[Begin Data provided]

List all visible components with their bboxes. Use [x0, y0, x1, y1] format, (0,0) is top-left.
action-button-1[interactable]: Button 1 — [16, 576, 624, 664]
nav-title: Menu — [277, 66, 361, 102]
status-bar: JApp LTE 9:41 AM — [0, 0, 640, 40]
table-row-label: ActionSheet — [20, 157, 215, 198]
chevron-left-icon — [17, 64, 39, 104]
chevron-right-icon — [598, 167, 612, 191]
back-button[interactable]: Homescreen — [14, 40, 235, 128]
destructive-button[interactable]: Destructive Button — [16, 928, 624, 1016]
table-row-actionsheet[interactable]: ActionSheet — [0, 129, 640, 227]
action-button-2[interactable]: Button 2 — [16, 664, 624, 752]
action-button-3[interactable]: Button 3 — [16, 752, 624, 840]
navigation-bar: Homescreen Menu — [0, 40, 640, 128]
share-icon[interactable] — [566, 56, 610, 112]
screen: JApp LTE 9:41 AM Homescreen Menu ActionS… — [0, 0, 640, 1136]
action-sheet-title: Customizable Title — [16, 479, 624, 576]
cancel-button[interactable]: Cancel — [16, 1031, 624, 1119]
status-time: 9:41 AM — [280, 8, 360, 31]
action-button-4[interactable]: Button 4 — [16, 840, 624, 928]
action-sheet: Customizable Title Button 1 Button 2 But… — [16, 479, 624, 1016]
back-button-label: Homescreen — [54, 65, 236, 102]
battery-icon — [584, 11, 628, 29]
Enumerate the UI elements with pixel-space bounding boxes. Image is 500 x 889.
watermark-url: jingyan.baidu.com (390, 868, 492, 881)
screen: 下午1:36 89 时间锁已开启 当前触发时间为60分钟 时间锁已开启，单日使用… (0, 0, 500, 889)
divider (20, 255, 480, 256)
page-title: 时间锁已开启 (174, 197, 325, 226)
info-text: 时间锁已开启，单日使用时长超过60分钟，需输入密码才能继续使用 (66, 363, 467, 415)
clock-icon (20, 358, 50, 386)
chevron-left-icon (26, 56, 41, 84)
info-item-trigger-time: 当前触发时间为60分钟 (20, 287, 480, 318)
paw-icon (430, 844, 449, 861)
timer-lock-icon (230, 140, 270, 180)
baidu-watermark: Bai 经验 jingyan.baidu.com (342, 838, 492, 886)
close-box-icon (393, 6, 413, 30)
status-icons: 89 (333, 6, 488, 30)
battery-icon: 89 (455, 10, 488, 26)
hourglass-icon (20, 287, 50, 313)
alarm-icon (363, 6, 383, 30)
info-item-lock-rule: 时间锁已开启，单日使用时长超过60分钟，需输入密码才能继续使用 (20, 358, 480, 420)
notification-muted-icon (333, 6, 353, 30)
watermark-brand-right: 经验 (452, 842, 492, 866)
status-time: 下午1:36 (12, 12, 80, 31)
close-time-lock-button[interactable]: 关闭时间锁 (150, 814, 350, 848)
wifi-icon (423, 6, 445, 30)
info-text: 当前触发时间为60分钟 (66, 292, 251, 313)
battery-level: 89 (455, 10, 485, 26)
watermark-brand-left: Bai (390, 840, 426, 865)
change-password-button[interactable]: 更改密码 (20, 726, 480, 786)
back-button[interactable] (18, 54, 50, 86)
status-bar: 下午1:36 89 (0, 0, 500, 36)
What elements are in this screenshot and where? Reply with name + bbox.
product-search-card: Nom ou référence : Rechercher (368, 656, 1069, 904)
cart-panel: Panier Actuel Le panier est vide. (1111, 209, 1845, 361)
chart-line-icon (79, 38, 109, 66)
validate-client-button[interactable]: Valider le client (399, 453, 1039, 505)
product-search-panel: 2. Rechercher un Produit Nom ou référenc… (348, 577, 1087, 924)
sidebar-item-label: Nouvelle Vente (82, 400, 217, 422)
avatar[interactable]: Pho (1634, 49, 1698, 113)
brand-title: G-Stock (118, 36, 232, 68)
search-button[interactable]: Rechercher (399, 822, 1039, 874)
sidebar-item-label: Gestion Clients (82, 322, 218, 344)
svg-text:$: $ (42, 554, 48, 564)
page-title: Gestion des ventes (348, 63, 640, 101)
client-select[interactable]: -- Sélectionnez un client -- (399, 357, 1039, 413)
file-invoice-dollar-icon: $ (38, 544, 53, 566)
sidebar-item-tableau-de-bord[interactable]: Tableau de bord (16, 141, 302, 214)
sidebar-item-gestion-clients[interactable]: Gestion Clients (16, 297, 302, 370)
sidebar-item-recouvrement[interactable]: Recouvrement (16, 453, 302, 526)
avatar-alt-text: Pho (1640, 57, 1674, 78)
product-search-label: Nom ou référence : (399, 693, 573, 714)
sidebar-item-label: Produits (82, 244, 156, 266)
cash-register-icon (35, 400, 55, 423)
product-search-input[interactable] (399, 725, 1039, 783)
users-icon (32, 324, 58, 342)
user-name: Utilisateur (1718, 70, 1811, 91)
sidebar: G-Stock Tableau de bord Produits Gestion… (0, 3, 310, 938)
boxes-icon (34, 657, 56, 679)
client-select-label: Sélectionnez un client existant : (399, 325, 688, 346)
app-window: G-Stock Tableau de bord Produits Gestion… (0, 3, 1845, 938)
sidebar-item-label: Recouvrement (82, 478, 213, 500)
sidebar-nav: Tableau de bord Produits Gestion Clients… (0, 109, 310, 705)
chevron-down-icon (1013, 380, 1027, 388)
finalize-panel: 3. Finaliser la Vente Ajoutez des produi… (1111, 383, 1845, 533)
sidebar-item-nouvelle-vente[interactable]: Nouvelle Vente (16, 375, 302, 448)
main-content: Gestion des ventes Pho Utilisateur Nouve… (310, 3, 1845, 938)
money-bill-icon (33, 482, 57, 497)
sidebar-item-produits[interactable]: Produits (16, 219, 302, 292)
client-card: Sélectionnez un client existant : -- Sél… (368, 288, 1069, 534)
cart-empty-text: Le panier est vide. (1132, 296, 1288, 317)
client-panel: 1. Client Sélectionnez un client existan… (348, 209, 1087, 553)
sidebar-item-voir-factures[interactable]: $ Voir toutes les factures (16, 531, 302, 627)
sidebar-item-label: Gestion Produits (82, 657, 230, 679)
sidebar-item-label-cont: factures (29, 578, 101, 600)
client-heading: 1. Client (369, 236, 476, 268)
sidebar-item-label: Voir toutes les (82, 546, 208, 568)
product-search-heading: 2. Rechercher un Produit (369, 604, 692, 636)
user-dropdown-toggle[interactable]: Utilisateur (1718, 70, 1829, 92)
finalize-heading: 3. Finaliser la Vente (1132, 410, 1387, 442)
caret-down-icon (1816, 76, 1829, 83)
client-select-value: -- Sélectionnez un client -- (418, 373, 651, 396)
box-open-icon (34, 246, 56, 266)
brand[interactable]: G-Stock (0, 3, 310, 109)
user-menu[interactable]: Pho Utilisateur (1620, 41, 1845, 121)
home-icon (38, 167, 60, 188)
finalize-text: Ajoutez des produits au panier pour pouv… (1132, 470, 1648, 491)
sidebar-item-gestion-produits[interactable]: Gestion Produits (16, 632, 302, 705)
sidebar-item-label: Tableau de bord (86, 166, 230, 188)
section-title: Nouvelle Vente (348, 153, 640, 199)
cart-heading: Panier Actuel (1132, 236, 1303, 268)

[End Data provided]

● Instruction:
Could you give back every line of the listing above, unchanged?

● Response for this exercise:
List all visible components with their bboxes. Use [x0, y0, x1, y1] format, (0,0) is top-left.
action-button-1[interactable]: Button 1 — [16, 576, 624, 664]
nav-title: Menu — [277, 66, 361, 102]
status-bar: JApp LTE 9:41 AM — [0, 0, 640, 40]
table-row-label: ActionSheet — [20, 157, 215, 198]
chevron-left-icon — [17, 64, 39, 104]
chevron-right-icon — [598, 167, 612, 191]
back-button[interactable]: Homescreen — [14, 40, 235, 128]
destructive-button[interactable]: Destructive Button — [16, 928, 624, 1016]
table-row-actionsheet[interactable]: ActionSheet — [0, 129, 640, 227]
action-button-2[interactable]: Button 2 — [16, 664, 624, 752]
action-button-3[interactable]: Button 3 — [16, 752, 624, 840]
navigation-bar: Homescreen Menu — [0, 40, 640, 128]
share-icon[interactable] — [566, 56, 610, 112]
screen: JApp LTE 9:41 AM Homescreen Menu ActionS… — [0, 0, 640, 1136]
action-sheet-title: Customizable Title — [16, 479, 624, 576]
cancel-button[interactable]: Cancel — [16, 1031, 624, 1119]
status-time: 9:41 AM — [280, 8, 360, 31]
action-button-4[interactable]: Button 4 — [16, 840, 624, 928]
action-sheet: Customizable Title Button 1 Button 2 But… — [16, 479, 624, 1016]
back-button-label: Homescreen — [54, 65, 236, 102]
battery-icon — [584, 11, 628, 29]
Enumerate the UI elements with pixel-space bounding boxes. Image is 500 x 889.
watermark-url: jingyan.baidu.com (390, 868, 492, 881)
screen: 下午1:36 89 时间锁已开启 当前触发时间为60分钟 时间锁已开启，单日使用… (0, 0, 500, 889)
divider (20, 255, 480, 256)
page-title: 时间锁已开启 (174, 197, 325, 226)
info-text: 时间锁已开启，单日使用时长超过60分钟，需输入密码才能继续使用 (66, 363, 467, 415)
clock-icon (20, 358, 50, 386)
chevron-left-icon (26, 56, 41, 84)
info-item-trigger-time: 当前触发时间为60分钟 (20, 287, 480, 318)
paw-icon (430, 844, 449, 861)
timer-lock-icon (230, 140, 270, 180)
baidu-watermark: Bai 经验 jingyan.baidu.com (342, 838, 492, 886)
close-box-icon (393, 6, 413, 30)
status-icons: 89 (333, 6, 488, 30)
battery-icon: 89 (455, 10, 488, 26)
hourglass-icon (20, 287, 50, 313)
alarm-icon (363, 6, 383, 30)
info-item-lock-rule: 时间锁已开启，单日使用时长超过60分钟，需输入密码才能继续使用 (20, 358, 480, 420)
notification-muted-icon (333, 6, 353, 30)
watermark-brand-right: 经验 (452, 842, 492, 866)
status-time: 下午1:36 (12, 12, 80, 31)
close-time-lock-button[interactable]: 关闭时间锁 (150, 814, 350, 848)
wifi-icon (423, 6, 445, 30)
info-text: 当前触发时间为60分钟 (66, 292, 251, 313)
battery-level: 89 (455, 10, 485, 26)
watermark-brand-left: Bai (390, 840, 426, 865)
change-password-button[interactable]: 更改密码 (20, 726, 480, 786)
back-button[interactable] (18, 54, 50, 86)
status-bar: 下午1:36 89 (0, 0, 500, 36)
What elements are in this screenshot and where? Reply with name + bbox.
product-search-card: Nom ou référence : Rechercher (368, 656, 1069, 904)
cart-panel: Panier Actuel Le panier est vide. (1111, 209, 1845, 361)
chart-line-icon (79, 38, 109, 66)
validate-client-button[interactable]: Valider le client (399, 453, 1039, 505)
product-search-panel: 2. Rechercher un Produit Nom ou référenc… (348, 577, 1087, 924)
sidebar-item-label: Nouvelle Vente (82, 400, 217, 422)
avatar[interactable]: Pho (1634, 49, 1698, 113)
brand-title: G-Stock (118, 36, 232, 68)
search-button[interactable]: Rechercher (399, 822, 1039, 874)
sidebar-item-label: Gestion Clients (82, 322, 218, 344)
svg-text:$: $ (42, 554, 48, 564)
page-title: Gestion des ventes (348, 63, 640, 101)
client-select[interactable]: -- Sélectionnez un client -- (399, 357, 1039, 413)
file-invoice-dollar-icon: $ (38, 544, 53, 566)
sidebar-item-tableau-de-bord[interactable]: Tableau de bord (16, 141, 302, 214)
sidebar-item-gestion-clients[interactable]: Gestion Clients (16, 297, 302, 370)
sidebar-item-recouvrement[interactable]: Recouvrement (16, 453, 302, 526)
avatar-alt-text: Pho (1640, 57, 1674, 78)
product-search-label: Nom ou référence : (399, 693, 573, 714)
sidebar-item-label: Produits (82, 244, 156, 266)
cash-register-icon (35, 400, 55, 423)
product-search-input[interactable] (399, 725, 1039, 783)
users-icon (32, 324, 58, 342)
user-name: Utilisateur (1718, 70, 1811, 91)
sidebar: G-Stock Tableau de bord Produits Gestion… (0, 3, 310, 938)
boxes-icon (34, 657, 56, 679)
client-select-label: Sélectionnez un client existant : (399, 325, 688, 346)
app-window: G-Stock Tableau de bord Produits Gestion… (0, 3, 1845, 938)
sidebar-item-label: Recouvrement (82, 478, 213, 500)
sidebar-nav: Tableau de bord Produits Gestion Clients… (0, 109, 310, 705)
chevron-down-icon (1013, 380, 1027, 388)
finalize-panel: 3. Finaliser la Vente Ajoutez des produi… (1111, 383, 1845, 533)
sidebar-item-nouvelle-vente[interactable]: Nouvelle Vente (16, 375, 302, 448)
main-content: Gestion des ventes Pho Utilisateur Nouve… (310, 3, 1845, 938)
money-bill-icon (33, 482, 57, 497)
sidebar-item-produits[interactable]: Produits (16, 219, 302, 292)
client-card: Sélectionnez un client existant : -- Sél… (368, 288, 1069, 534)
cart-empty-text: Le panier est vide. (1132, 296, 1288, 317)
client-panel: 1. Client Sélectionnez un client existan… (348, 209, 1087, 553)
sidebar-item-voir-factures[interactable]: $ Voir toutes les factures (16, 531, 302, 627)
sidebar-item-label: Gestion Produits (82, 657, 230, 679)
sidebar-item-label-cont: factures (29, 578, 101, 600)
client-heading: 1. Client (369, 236, 476, 268)
sidebar-item-label: Voir toutes les (82, 546, 208, 568)
product-search-heading: 2. Rechercher un Produit (369, 604, 692, 636)
user-dropdown-toggle[interactable]: Utilisateur (1718, 70, 1829, 92)
finalize-heading: 3. Finaliser la Vente (1132, 410, 1387, 442)
caret-down-icon (1816, 76, 1829, 83)
client-select-value: -- Sélectionnez un client -- (418, 373, 651, 396)
box-open-icon (34, 246, 56, 266)
brand[interactable]: G-Stock (0, 3, 310, 109)
user-menu[interactable]: Pho Utilisateur (1620, 41, 1845, 121)
home-icon (38, 167, 60, 188)
finalize-text: Ajoutez des produits au panier pour pouv… (1132, 470, 1648, 491)
sidebar-item-gestion-produits[interactable]: Gestion Produits (16, 632, 302, 705)
sidebar-item-label: Tableau de bord (86, 166, 230, 188)
section-title: Nouvelle Vente (348, 153, 640, 199)
cart-heading: Panier Actuel (1132, 236, 1303, 268)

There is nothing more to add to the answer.